(begin)

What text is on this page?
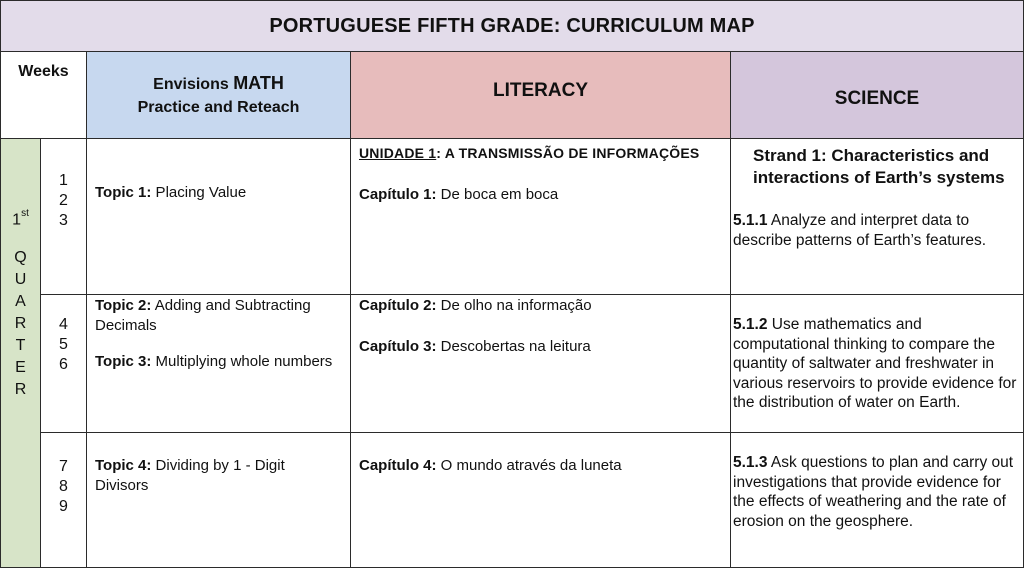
PORTUGUESE FIFTH GRADE: CURRICULUM MAP
Weeks
Envisions MATH
Practice and Reteach
LITERACY	SCIENCE
1st
Q
U
A
R
T
E
R
1
2
3
Topic 1: Placing Value
UNIDADE 1: A TRANSMISSÃO DE INFORMAÇÕES
Capítulo 1: De boca em boca
Strand 1: Characteristics and interactions of Earth’s systems
5.1.1 Analyze and interpret data to describe patterns of Earth’s features.
4
5
6
Topic 2: Adding and Subtracting Decimals
Topic 3: Multiplying whole numbers
Capítulo 2: De olho na informação
Capítulo 3: Descobertas na leitura
5.1.2 Use mathematics and computational thinking to compare the quantity of saltwater and freshwater in various reservoirs to provide evidence for the distribution of water on Earth.
7
8
9
Topic 4: Dividing by 1 - Digit Divisors
Capítulo 4: O mundo através da luneta	5.1.3 Ask questions to plan and carry out investigations that provide evidence for the effects of weathering and the rate of erosion on the geosphere.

(end)

• **Task directions**: Quote the entries above word for word. Leave the images out.

• **Task result**:
What text is on this page?
PORTUGUESE FIFTH GRADE: CURRICULUM MAP
Weeks
Envisions MATH
Practice and Reteach
LITERACY	SCIENCE
1st
Q
U
A
R
T
E
R
1
2
3
Topic 1: Placing Value
UNIDADE 1: A TRANSMISSÃO DE INFORMAÇÕES
Capítulo 1: De boca em boca
Strand 1: Characteristics and interactions of Earth’s systems
5.1.1 Analyze and interpret data to describe patterns of Earth’s features.
4
5
6
Topic 2: Adding and Subtracting Decimals
Topic 3: Multiplying whole numbers
Capítulo 2: De olho na informação
Capítulo 3: Descobertas na leitura
5.1.2 Use mathematics and computational thinking to compare the quantity of saltwater and freshwater in various reservoirs to provide evidence for the distribution of water on Earth.
7
8
9
Topic 4: Dividing by 1 - Digit Divisors
Capítulo 4: O mundo através da luneta	5.1.3 Ask questions to plan and carry out investigations that provide evidence for the effects of weathering and the rate of erosion on the geosphere.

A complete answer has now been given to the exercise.